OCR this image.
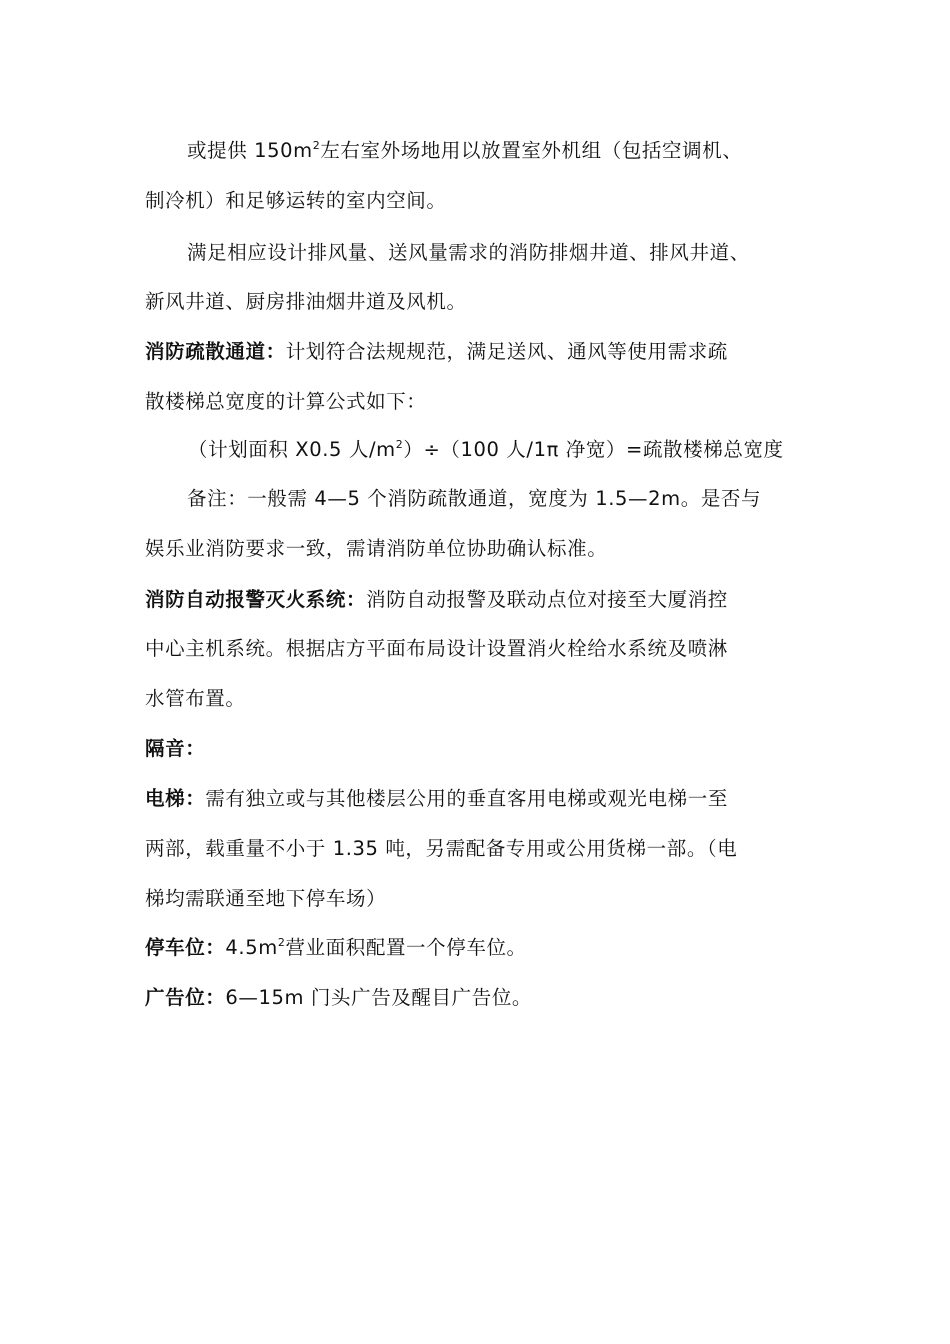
或提供 $150m^2$左右室外场地用以放置室外机组（包括空调机、
制冷机）和足够运转的室内空间。
满足相应设计排风量、送风量需求的消防排烟井道、排风井道、
新风井道、厨房排油烟井道及风机。
消防疏散通道：计划符合法规规范，满足送风、通风等使用需求疏
散楼梯总宽度的计算公式如下：
（计划面积 X0.5 人$/m^2)\div(100$ 人/1π 净宽）=疏散楼梯总宽度
备注：一般需 4—5 个消防疏散通道，宽度为 1.5—2m。是否与
娱乐业消防要求一致，需请消防单位协助确认标准。
消防自动报警灭火系统：消防自动报警及联动点位对接至大厦消控
中心主机系统。根据店方平面布局设计设置消火栓给水系统及喷淋
水管布置。
隔音：
电梯：需有独立或与其他楼层公用的垂直客用电梯或观光电梯一至
两部，载重量不小于 1.35 吨，另需配备专用或公用货梯一部。（电
梯均需联通至地下停车场）
停车位：$4.5m^2$营业面积配置一个停车位。
广告位：6—15m 门头广告及醒目广告位。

= = = = =

- **WHAT THIS TASK INVOLVES**
Print the full listing exactly, dropping the pictures.

- **WRITTEN SOLUTION**
OCR this image.
或提供 $150m^2$左右室外场地用以放置室外机组（包括空调机、
制冷机）和足够运转的室内空间。
满足相应设计排风量、送风量需求的消防排烟井道、排风井道、
新风井道、厨房排油烟井道及风机。
消防疏散通道：计划符合法规规范，满足送风、通风等使用需求疏
散楼梯总宽度的计算公式如下：
（计划面积 X0.5 人$/m^2)\div(100$ 人/1π 净宽）=疏散楼梯总宽度
备注：一般需 4—5 个消防疏散通道，宽度为 1.5—2m。是否与
娱乐业消防要求一致，需请消防单位协助确认标准。
消防自动报警灭火系统：消防自动报警及联动点位对接至大厦消控
中心主机系统。根据店方平面布局设计设置消火栓给水系统及喷淋
水管布置。
隔音：
电梯：需有独立或与其他楼层公用的垂直客用电梯或观光电梯一至
两部，载重量不小于 1.35 吨，另需配备专用或公用货梯一部。（电
梯均需联通至地下停车场）
停车位：$4.5m^2$营业面积配置一个停车位。
广告位：6—15m 门头广告及醒目广告位。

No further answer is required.